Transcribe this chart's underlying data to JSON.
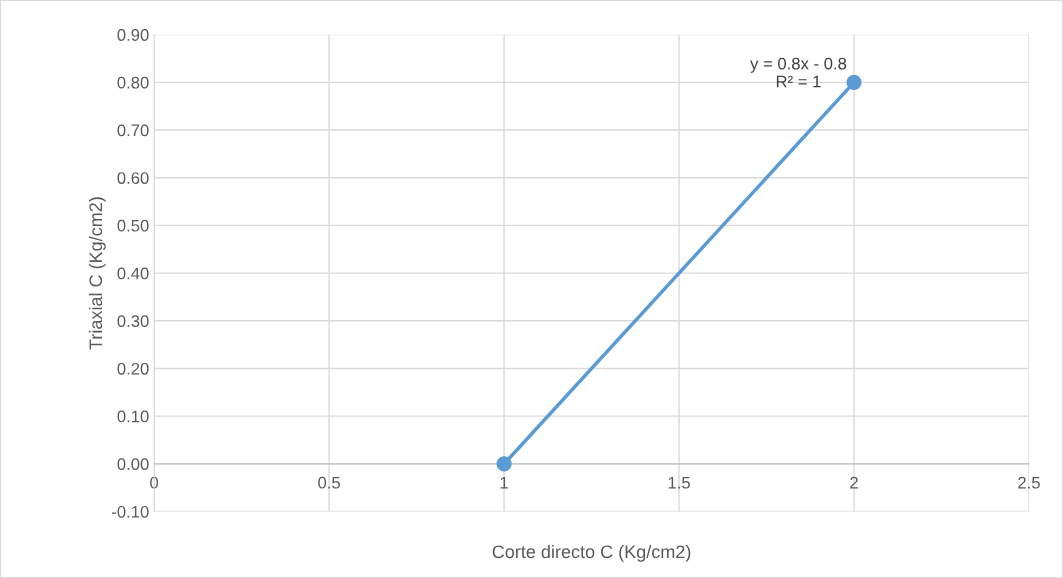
{
  "chart_data": {
    "type": "line",
    "xlabel": "Corte directo C (Kg/cm2)",
    "ylabel": "Triaxial C (Kg/cm2)",
    "x": [
      1,
      2
    ],
    "series": [
      {
        "color": "#5b9bd5",
        "values": [
          0,
          0.8
        ]
      }
    ],
    "marker": "circle",
    "xlim": [
      0,
      2.5
    ],
    "xticks": [
      0,
      0.5,
      1,
      1.5,
      2,
      2.5
    ],
    "ylim": [
      -0.1,
      0.9
    ],
    "yticks": [
      {
        "value": -0.1,
        "label": "-0.10"
      },
      {
        "value": 0,
        "label": "0.00"
      },
      {
        "value": 0.1,
        "label": "0.10"
      },
      {
        "value": 0.2,
        "label": "0.20"
      },
      {
        "value": 0.3,
        "label": "0.30"
      },
      {
        "value": 0.4,
        "label": "0.40"
      },
      {
        "value": 0.5,
        "label": "0.50"
      },
      {
        "value": 0.6,
        "label": "0.60"
      },
      {
        "value": 0.7,
        "label": "0.70"
      },
      {
        "value": 0.8,
        "label": "0.80"
      },
      {
        "value": 0.9,
        "label": "0.90"
      }
    ],
    "grid": true,
    "annotations": [
      {
        "text": "y = 0.8x - 0.8\nR² = 1",
        "x": 2,
        "y": 0.8
      }
    ]
  }
}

> Your task:
Working from the lines above, reproduce the material exactly and exclude its pictures.

> Exercise output:
Transcribe this chart's underlying data to JSON.
{
  "chart_data": {
    "type": "line",
    "xlabel": "Corte directo C (Kg/cm2)",
    "ylabel": "Triaxial C (Kg/cm2)",
    "x": [
      1,
      2
    ],
    "series": [
      {
        "color": "#5b9bd5",
        "values": [
          0,
          0.8
        ]
      }
    ],
    "marker": "circle",
    "xlim": [
      0,
      2.5
    ],
    "xticks": [
      0,
      0.5,
      1,
      1.5,
      2,
      2.5
    ],
    "ylim": [
      -0.1,
      0.9
    ],
    "yticks": [
      {
        "value": -0.1,
        "label": "-0.10"
      },
      {
        "value": 0,
        "label": "0.00"
      },
      {
        "value": 0.1,
        "label": "0.10"
      },
      {
        "value": 0.2,
        "label": "0.20"
      },
      {
        "value": 0.3,
        "label": "0.30"
      },
      {
        "value": 0.4,
        "label": "0.40"
      },
      {
        "value": 0.5,
        "label": "0.50"
      },
      {
        "value": 0.6,
        "label": "0.60"
      },
      {
        "value": 0.7,
        "label": "0.70"
      },
      {
        "value": 0.8,
        "label": "0.80"
      },
      {
        "value": 0.9,
        "label": "0.90"
      }
    ],
    "grid": true,
    "annotations": [
      {
        "text": "y = 0.8x - 0.8\nR² = 1",
        "x": 2,
        "y": 0.8
      }
    ]
  }
}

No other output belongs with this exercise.